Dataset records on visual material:
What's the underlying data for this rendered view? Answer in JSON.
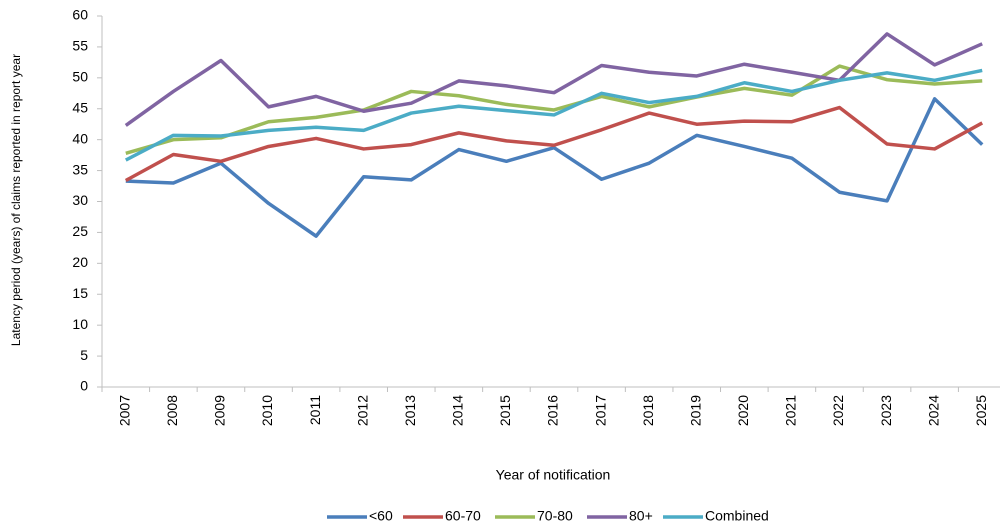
{
  "chart_data": {
    "type": "line",
    "y_label": "Latency period (years) of claims reported in report year",
    "x_label": "Year of notification",
    "categories": [
      "2007",
      "2008",
      "2009",
      "2010",
      "2011",
      "2012",
      "2013",
      "2014",
      "2015",
      "2016",
      "2017",
      "2018",
      "2019",
      "2020",
      "2021",
      "2022",
      "2023",
      "2024",
      "2025"
    ],
    "series": [
      {
        "name": "<60",
        "color": "#4a7ebb",
        "values": [
          33.3,
          33.0,
          36.2,
          29.7,
          24.4,
          34.0,
          33.5,
          38.4,
          36.5,
          38.7,
          33.6,
          36.2,
          40.7,
          38.9,
          37.0,
          31.5,
          30.1,
          46.6,
          39.2
        ]
      },
      {
        "name": "60-70",
        "color": "#c0504d",
        "values": [
          33.4,
          37.6,
          36.5,
          38.9,
          40.2,
          38.5,
          39.2,
          41.1,
          39.8,
          39.1,
          41.6,
          44.3,
          42.5,
          43.0,
          42.9,
          45.2,
          39.3,
          38.5,
          42.7
        ]
      },
      {
        "name": "70-80",
        "color": "#9bbb59",
        "values": [
          37.8,
          40.0,
          40.3,
          42.9,
          43.6,
          44.8,
          47.8,
          47.1,
          45.7,
          44.8,
          47.0,
          45.3,
          46.9,
          48.3,
          47.2,
          51.9,
          49.7,
          49.0,
          49.5
        ]
      },
      {
        "name": "80+",
        "color": "#8064a2",
        "values": [
          42.3,
          47.8,
          52.8,
          45.3,
          47.0,
          44.6,
          45.9,
          49.5,
          48.7,
          47.6,
          52.0,
          50.9,
          50.3,
          52.2,
          50.9,
          49.6,
          57.1,
          52.1,
          55.5
        ]
      },
      {
        "name": "Combined",
        "color": "#4bacc6",
        "values": [
          36.7,
          40.7,
          40.6,
          41.5,
          42.0,
          41.5,
          44.3,
          45.4,
          44.7,
          44.0,
          47.5,
          46.0,
          47.0,
          49.2,
          47.8,
          49.6,
          50.8,
          49.6,
          51.2
        ]
      }
    ],
    "ylim": [
      0,
      60
    ],
    "yticks": [
      0,
      5,
      10,
      15,
      20,
      25,
      30,
      35,
      40,
      45,
      50,
      55,
      60
    ],
    "grid": false,
    "legend": "bottom"
  }
}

WRITTEN REQUEST
Find every line in the records above that holds the word "color", and copy each one.

ANSWER FOR THE TASK
        "color": "#4a7ebb",
        "color": "#c0504d",
        "color": "#9bbb59",
        "color": "#8064a2",
        "color": "#4bacc6",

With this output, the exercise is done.